[PROBLEM]: Filter the entries and keep only the lines where the string "JSON" appears.

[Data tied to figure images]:
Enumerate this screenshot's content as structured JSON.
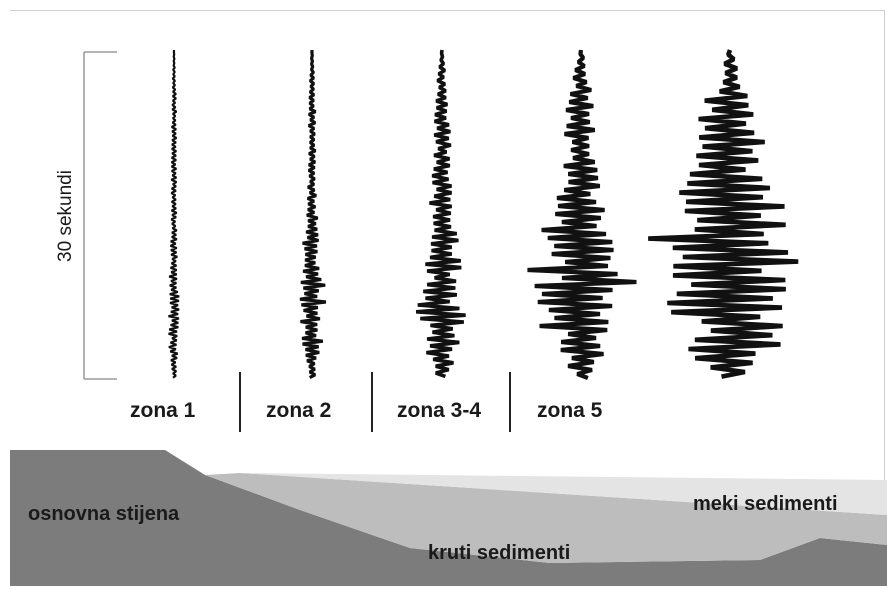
{
  "scale": {
    "label": "30 sekundi"
  },
  "zones": [
    {
      "label": "zona 1"
    },
    {
      "label": "zona 2"
    },
    {
      "label": "zona 3-4"
    },
    {
      "label": "zona 5"
    }
  ],
  "ground": {
    "bedrock_label": "osnovna stijena",
    "stiff_label": "kruti sedimenti",
    "soft_label": "meki sedimenti"
  },
  "colors": {
    "bedrock": "#7c7c7c",
    "stiff": "#bdbdbd",
    "soft": "#e4e4e4",
    "trace": "#111111"
  }
}
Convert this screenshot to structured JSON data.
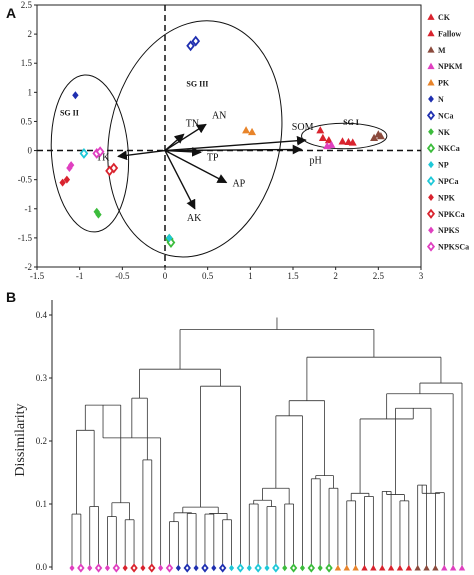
{
  "chart_data": [
    {
      "type": "scatter",
      "panel_label": "A",
      "xlim": [
        -1.5,
        3
      ],
      "ylim": [
        -2,
        2.5
      ],
      "xticks": [
        "-1.5",
        "-1",
        "-0.5",
        "0",
        "0.5",
        "1",
        "1.5",
        "2",
        "2.5",
        "3"
      ],
      "yticks": [
        "-2",
        "-1.5",
        "-1",
        "-0.5",
        "0",
        "0.5",
        "1",
        "1.5",
        "2",
        "2.5"
      ],
      "legend_placement": "right",
      "series": [
        {
          "name": "CK",
          "color": "#d9232e",
          "marker": "triangle",
          "points": [
            [
              1.82,
              0.35
            ],
            [
              1.85,
              0.22
            ],
            [
              1.92,
              0.18
            ]
          ]
        },
        {
          "name": "Fallow",
          "color": "#d9232e",
          "marker": "triangle",
          "points": [
            [
              2.08,
              0.16
            ],
            [
              2.15,
              0.15
            ],
            [
              2.2,
              0.14
            ]
          ]
        },
        {
          "name": "M",
          "color": "#8b4a3c",
          "marker": "triangle",
          "points": [
            [
              2.45,
              0.22
            ],
            [
              2.5,
              0.28
            ],
            [
              2.53,
              0.25
            ]
          ]
        },
        {
          "name": "NPKM",
          "color": "#e040c0",
          "marker": "triangle",
          "points": [
            [
              1.9,
              0.08
            ],
            [
              1.95,
              0.1
            ]
          ]
        },
        {
          "name": "PK",
          "color": "#e8842a",
          "marker": "triangle",
          "points": [
            [
              0.95,
              0.35
            ],
            [
              1.02,
              0.32
            ]
          ]
        },
        {
          "name": "N",
          "color": "#1f2fb0",
          "marker": "diamond",
          "points": [
            [
              -1.05,
              0.95
            ]
          ]
        },
        {
          "name": "NCa",
          "color": "#1f2fb0",
          "marker": "diamond-open",
          "points": [
            [
              0.3,
              1.8
            ],
            [
              0.36,
              1.88
            ]
          ]
        },
        {
          "name": "NK",
          "color": "#3cbc3c",
          "marker": "diamond",
          "points": [
            [
              -0.8,
              -1.05
            ],
            [
              -0.78,
              -1.1
            ]
          ]
        },
        {
          "name": "NKCa",
          "color": "#3cbc3c",
          "marker": "diamond-open",
          "points": [
            [
              0.05,
              -1.52
            ],
            [
              0.07,
              -1.58
            ]
          ]
        },
        {
          "name": "NP",
          "color": "#1ec8d8",
          "marker": "diamond",
          "points": [
            [
              0.05,
              -1.5
            ]
          ]
        },
        {
          "name": "NPCa",
          "color": "#1ec8d8",
          "marker": "diamond-open",
          "points": [
            [
              -0.95,
              -0.05
            ]
          ]
        },
        {
          "name": "NPK",
          "color": "#d9232e",
          "marker": "diamond",
          "points": [
            [
              -1.2,
              -0.55
            ],
            [
              -1.15,
              -0.5
            ]
          ]
        },
        {
          "name": "NPKCa",
          "color": "#d9232e",
          "marker": "diamond-open",
          "points": [
            [
              -0.65,
              -0.35
            ],
            [
              -0.6,
              -0.3
            ]
          ]
        },
        {
          "name": "NPKS",
          "color": "#e040c0",
          "marker": "diamond",
          "points": [
            [
              -1.1,
              -0.25
            ],
            [
              -1.12,
              -0.3
            ]
          ]
        },
        {
          "name": "NPKSCa",
          "color": "#e040c0",
          "marker": "diamond-open",
          "points": [
            [
              -0.8,
              -0.05
            ],
            [
              -0.76,
              -0.02
            ]
          ]
        }
      ],
      "vectors": [
        {
          "name": "SOM",
          "x": 1.65,
          "y": 0.18
        },
        {
          "name": "pH",
          "x": 1.6,
          "y": 0.02
        },
        {
          "name": "AN",
          "x": 0.48,
          "y": 0.45
        },
        {
          "name": "TN",
          "x": 0.22,
          "y": 0.28
        },
        {
          "name": "TP",
          "x": 0.42,
          "y": -0.03
        },
        {
          "name": "AP",
          "x": 0.72,
          "y": -0.55
        },
        {
          "name": "AK",
          "x": 0.35,
          "y": -1.0
        },
        {
          "name": "TK",
          "x": -0.55,
          "y": -0.1
        }
      ],
      "groups": [
        {
          "name": "SG I",
          "center": [
            2.1,
            0.25
          ],
          "rx": 0.5,
          "ry": 0.22
        },
        {
          "name": "SG II",
          "center": [
            -0.88,
            -0.05
          ],
          "rx": 0.45,
          "ry": 1.35
        },
        {
          "name": "SG III",
          "center": [
            0.35,
            0.2
          ],
          "rx": 1.0,
          "ry": 2.05
        }
      ]
    },
    {
      "type": "dendrogram",
      "panel_label": "B",
      "ylabel": "Dissimilarity",
      "ylim": [
        0,
        0.4
      ],
      "yticks": [
        "0.0",
        "0.1",
        "0.2",
        "0.3",
        "0.4"
      ],
      "leaf_colors": [
        "#e040c0",
        "#e040c0",
        "#e040c0",
        "#e040c0",
        "#e040c0",
        "#e040c0",
        "#d9232e",
        "#d9232e",
        "#d9232e",
        "#d9232e",
        "#e040c0",
        "#e040c0",
        "#1f2fb0",
        "#1f2fb0",
        "#1f2fb0",
        "#1f2fb0",
        "#1f2fb0",
        "#1f2fb0",
        "#1ec8d8",
        "#1ec8d8",
        "#1ec8d8",
        "#1ec8d8",
        "#1ec8d8",
        "#1ec8d8",
        "#3cbc3c",
        "#3cbc3c",
        "#3cbc3c",
        "#3cbc3c",
        "#3cbc3c",
        "#3cbc3c",
        "#e8842a",
        "#e8842a",
        "#e8842a",
        "#d9232e",
        "#d9232e",
        "#d9232e",
        "#d9232e",
        "#d9232e",
        "#d9232e",
        "#8b4a3c",
        "#8b4a3c",
        "#8b4a3c",
        "#e040c0",
        "#e040c0",
        "#e040c0"
      ],
      "leaf_markers": [
        "diamond",
        "diamond-open",
        "diamond",
        "diamond-open",
        "diamond",
        "diamond-open",
        "diamond",
        "diamond-open",
        "diamond",
        "diamond-open",
        "diamond",
        "diamond-open",
        "diamond",
        "diamond-open",
        "diamond",
        "diamond-open",
        "diamond",
        "diamond-open",
        "diamond",
        "diamond-open",
        "diamond",
        "diamond-open",
        "diamond",
        "diamond-open",
        "diamond",
        "diamond-open",
        "diamond",
        "diamond-open",
        "diamond",
        "diamond-open",
        "triangle",
        "triangle",
        "triangle",
        "triangle",
        "triangle",
        "triangle",
        "triangle",
        "triangle",
        "triangle",
        "triangle",
        "triangle",
        "triangle",
        "triangle",
        "triangle",
        "triangle"
      ],
      "merges": [
        [
          0,
          1,
          0.084
        ],
        [
          2,
          3,
          0.096
        ],
        [
          45,
          46,
          0.217
        ],
        [
          4,
          5,
          0.08
        ],
        [
          6,
          7,
          0.075
        ],
        [
          48,
          49,
          0.102
        ],
        [
          47,
          50,
          0.257
        ],
        [
          8,
          9,
          0.17
        ],
        [
          51,
          10,
          0.205
        ],
        [
          52,
          53,
          0.268
        ],
        [
          11,
          12,
          0.072
        ],
        [
          13,
          14,
          0.085
        ],
        [
          55,
          56,
          0.086
        ],
        [
          15,
          16,
          0.084
        ],
        [
          17,
          18,
          0.075
        ],
        [
          58,
          59,
          0.085
        ],
        [
          57,
          60,
          0.095
        ],
        [
          61,
          19,
          0.287
        ],
        [
          54,
          62,
          0.314
        ],
        [
          20,
          21,
          0.1
        ],
        [
          22,
          23,
          0.096
        ],
        [
          64,
          65,
          0.106
        ],
        [
          24,
          25,
          0.1
        ],
        [
          66,
          67,
          0.125
        ],
        [
          68,
          26,
          0.24
        ],
        [
          27,
          28,
          0.14
        ],
        [
          29,
          30,
          0.125
        ],
        [
          70,
          71,
          0.145
        ],
        [
          69,
          72,
          0.264
        ],
        [
          31,
          32,
          0.105
        ],
        [
          33,
          34,
          0.112
        ],
        [
          74,
          75,
          0.117
        ],
        [
          35,
          36,
          0.12
        ],
        [
          37,
          38,
          0.105
        ],
        [
          77,
          78,
          0.115
        ],
        [
          39,
          40,
          0.13
        ],
        [
          41,
          42,
          0.118
        ],
        [
          80,
          81,
          0.117
        ],
        [
          79,
          82,
          0.252
        ],
        [
          76,
          83,
          0.235
        ],
        [
          84,
          43,
          0.275
        ],
        [
          44,
          85,
          0.292
        ],
        [
          73,
          86,
          0.333
        ],
        [
          63,
          87,
          0.377
        ]
      ]
    }
  ]
}
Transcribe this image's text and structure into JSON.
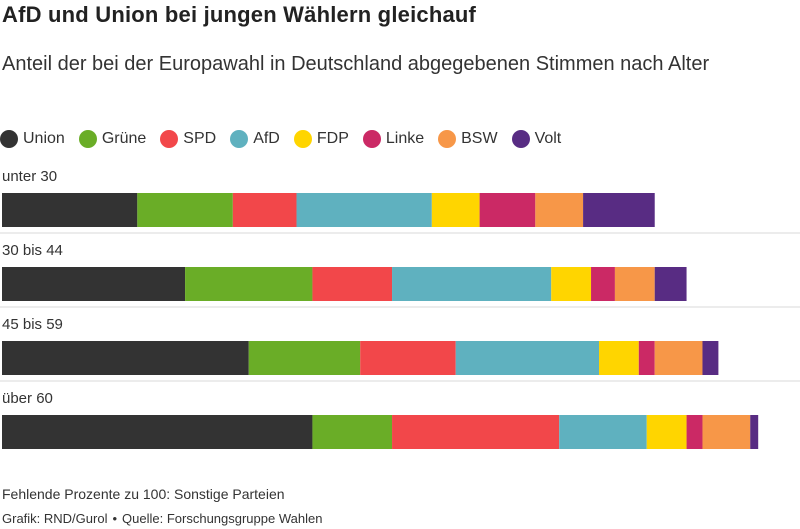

[FULL ANSWER]:
Enumerate this screenshot's content as structured JSON.
Convert this screenshot to structured JSON data.
Transcribe this image's text and structure into JSON.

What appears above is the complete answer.